> _Exercise description_
Copy all the data exactly, except the pictures.

■ ■ ■ ■ ■ ■ ■

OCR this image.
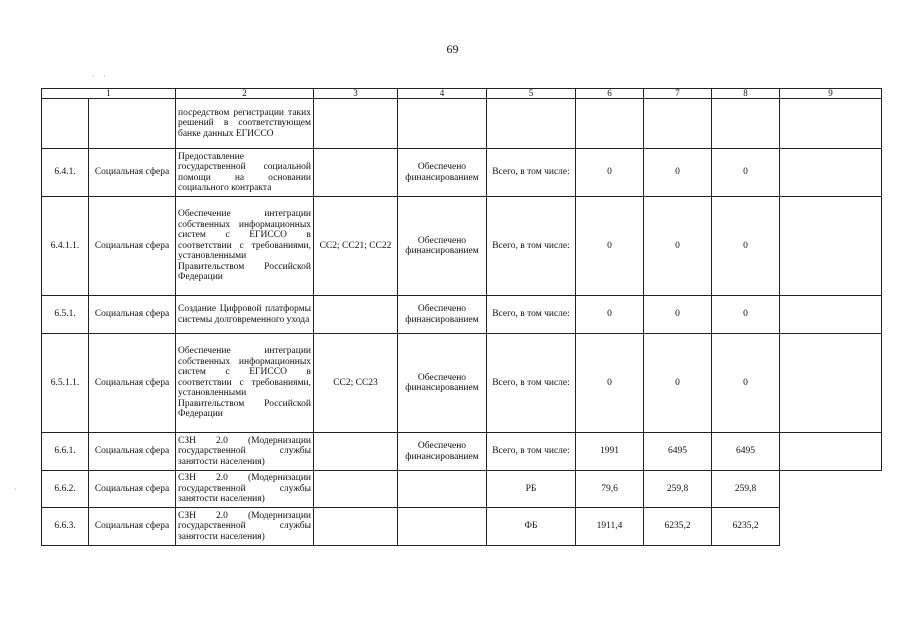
69
· ·
·
1		2	3	4	5	6	7	8	9
		посредством регистрации таких решений в соответствующем банке данных ЕГИССО							
6.4.1.	Социальная сфера	Предоставление государственной социальной помощи на основании социального контракта		Обеспечено финансированием	Всего, в том числе:	0	0	0	
6.4.1.1.	Социальная сфера	Обеспечение интеграции собственных информационных систем с ЕГИССО в соответствии с требованиями, установленными Правительством Российской Федерации	СС2; СС21; СС22	Обеспечено финансированием	Всего, в том числе:	0	0	0	
6.5.1.	Социальная сфера	Создание Цифровой платформы системы долговременного ухода		Обеспечено финансированием	Всего, в том числе:	0	0	0	
6.5.1.1.	Социальная сфера	Обеспечение интеграции собственных информационных систем с ЕГИССО в соответствии с требованиями, установленными Правительством Российской Федерации	СС2; СС23	Обеспечено финансированием	Всего, в том числе:	0	0	0	
6.6.1.	Социальная сфера	СЗН 2.0 (Модернизации государственной службы занятости населения)		Обеспечено финансированием	Всего, в том числе:	1991	6495	6495	
6.6.2.	Социальная сфера	СЗН 2.0 (Модернизации государственной службы занятости населения)			РБ	79,6	259,8	259,8	
6.6.3.	Социальная сфера	СЗН 2.0 (Модернизации государственной службы занятости населения)			ФБ	1911,4	6235,2	6235,2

■ ■ ■ ■ ■ ■ ■

> _Exercise solution_
OCR this image.
69
· ·
·
1		2	3	4	5	6	7	8	9
		посредством регистрации таких решений в соответствующем банке данных ЕГИССО							
6.4.1.	Социальная сфера	Предоставление государственной социальной помощи на основании социального контракта		Обеспечено финансированием	Всего, в том числе:	0	0	0	
6.4.1.1.	Социальная сфера	Обеспечение интеграции собственных информационных систем с ЕГИССО в соответствии с требованиями, установленными Правительством Российской Федерации	СС2; СС21; СС22	Обеспечено финансированием	Всего, в том числе:	0	0	0	
6.5.1.	Социальная сфера	Создание Цифровой платформы системы долговременного ухода		Обеспечено финансированием	Всего, в том числе:	0	0	0	
6.5.1.1.	Социальная сфера	Обеспечение интеграции собственных информационных систем с ЕГИССО в соответствии с требованиями, установленными Правительством Российской Федерации	СС2; СС23	Обеспечено финансированием	Всего, в том числе:	0	0	0	
6.6.1.	Социальная сфера	СЗН 2.0 (Модернизации государственной службы занятости населения)		Обеспечено финансированием	Всего, в том числе:	1991	6495	6495	
6.6.2.	Социальная сфера	СЗН 2.0 (Модернизации государственной службы занятости населения)			РБ	79,6	259,8	259,8	
6.6.3.	Социальная сфера	СЗН 2.0 (Модернизации государственной службы занятости населения)			ФБ	1911,4	6235,2	6235,2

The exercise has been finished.